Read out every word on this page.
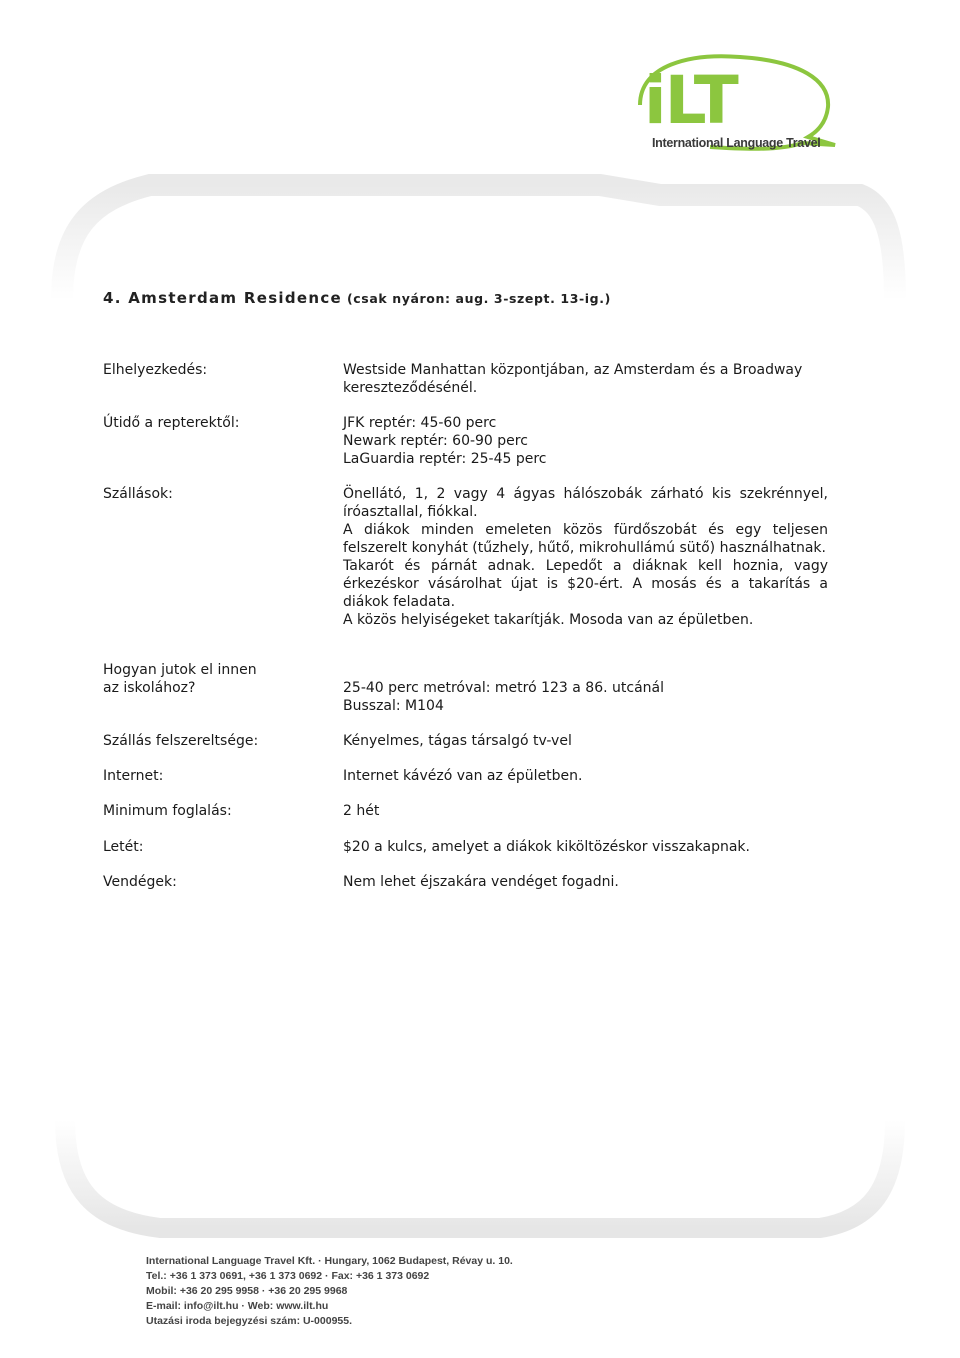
iLT
International Language Travel
4. Amsterdam Residence (csak nyáron: aug. 3-szept. 13-ig.)
Elhelyezkedés:	Westside Manhattan központjában, az Amsterdam és a Broadway kereszteződésénél.

Útidő a repterektől:	JFK reptér: 45-60 perc

Newark reptér: 60-90 perc

LaGuardia reptér: 25-45 perc

Szállások:	Önellátó, 1, 2 vagy 4 ágyas hálószobák zárható kis szekrénnyel, íróasztallal, fiókkal.

A diákok minden emeleten közös fürdőszobát és egy teljesen felszerelt konyhát (tűzhely, hűtő, mikrohullámú sütő) használhatnak.

Takarót és párnát adnak. Lepedőt a diáknak kell hoznia, vagy érkezéskor vásárolhat újat is $20-ért. A mosás és a takarítás a diákok feladata.

A közös helyiségeket takarítják. Mosoda van az épületben.

Hogyan jutok el innen az iskolához?	25-40 perc metróval: metró 123 a 86. utcánál

Busszal: M104

Szállás felszereltsége:	Kényelmes, tágas társalgó tv-vel
Internet:	Internet kávézó van az épületben.
Minimum foglalás:	2 hét
Letét:	$20 a kulcs, amelyet a diákok kiköltözéskor visszakapnak.
Vendégek:	Nem lehet éjszakára vendéget fogadni.
International Language Travel Kft. · Hungary, 1062 Budapest, Révay u. 10.
Tel.: +36 1 373 0691, +36 1 373 0692 · Fax: +36 1 373 0692
Mobil: +36 20 295 9958 · +36 20 295 9968
E-mail: info@ilt.hu · Web: www.ilt.hu
Utazási iroda bejegyzési szám: U-000955.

**Short exercise:**
Leave out the pictures and give the listing above again exactly.

**Exercise output:**
Read out every word on this page.
iLT
International Language Travel
4. Amsterdam Residence (csak nyáron: aug. 3-szept. 13-ig.)
Elhelyezkedés:	Westside Manhattan központjában, az Amsterdam és a Broadway kereszteződésénél.

Útidő a repterektől:	JFK reptér: 45-60 perc

Newark reptér: 60-90 perc

LaGuardia reptér: 25-45 perc

Szállások:	Önellátó, 1, 2 vagy 4 ágyas hálószobák zárható kis szekrénnyel, íróasztallal, fiókkal.

A diákok minden emeleten közös fürdőszobát és egy teljesen felszerelt konyhát (tűzhely, hűtő, mikrohullámú sütő) használhatnak.

Takarót és párnát adnak. Lepedőt a diáknak kell hoznia, vagy érkezéskor vásárolhat újat is $20-ért. A mosás és a takarítás a diákok feladata.

A közös helyiségeket takarítják. Mosoda van az épületben.

Hogyan jutok el innen az iskolához?	25-40 perc metróval: metró 123 a 86. utcánál

Busszal: M104

Szállás felszereltsége:	Kényelmes, tágas társalgó tv-vel
Internet:	Internet kávézó van az épületben.
Minimum foglalás:	2 hét
Letét:	$20 a kulcs, amelyet a diákok kiköltözéskor visszakapnak.
Vendégek:	Nem lehet éjszakára vendéget fogadni.
International Language Travel Kft. · Hungary, 1062 Budapest, Révay u. 10.
Tel.: +36 1 373 0691, +36 1 373 0692 · Fax: +36 1 373 0692
Mobil: +36 20 295 9958 · +36 20 295 9968
E-mail: info@ilt.hu · Web: www.ilt.hu
Utazási iroda bejegyzési szám: U-000955.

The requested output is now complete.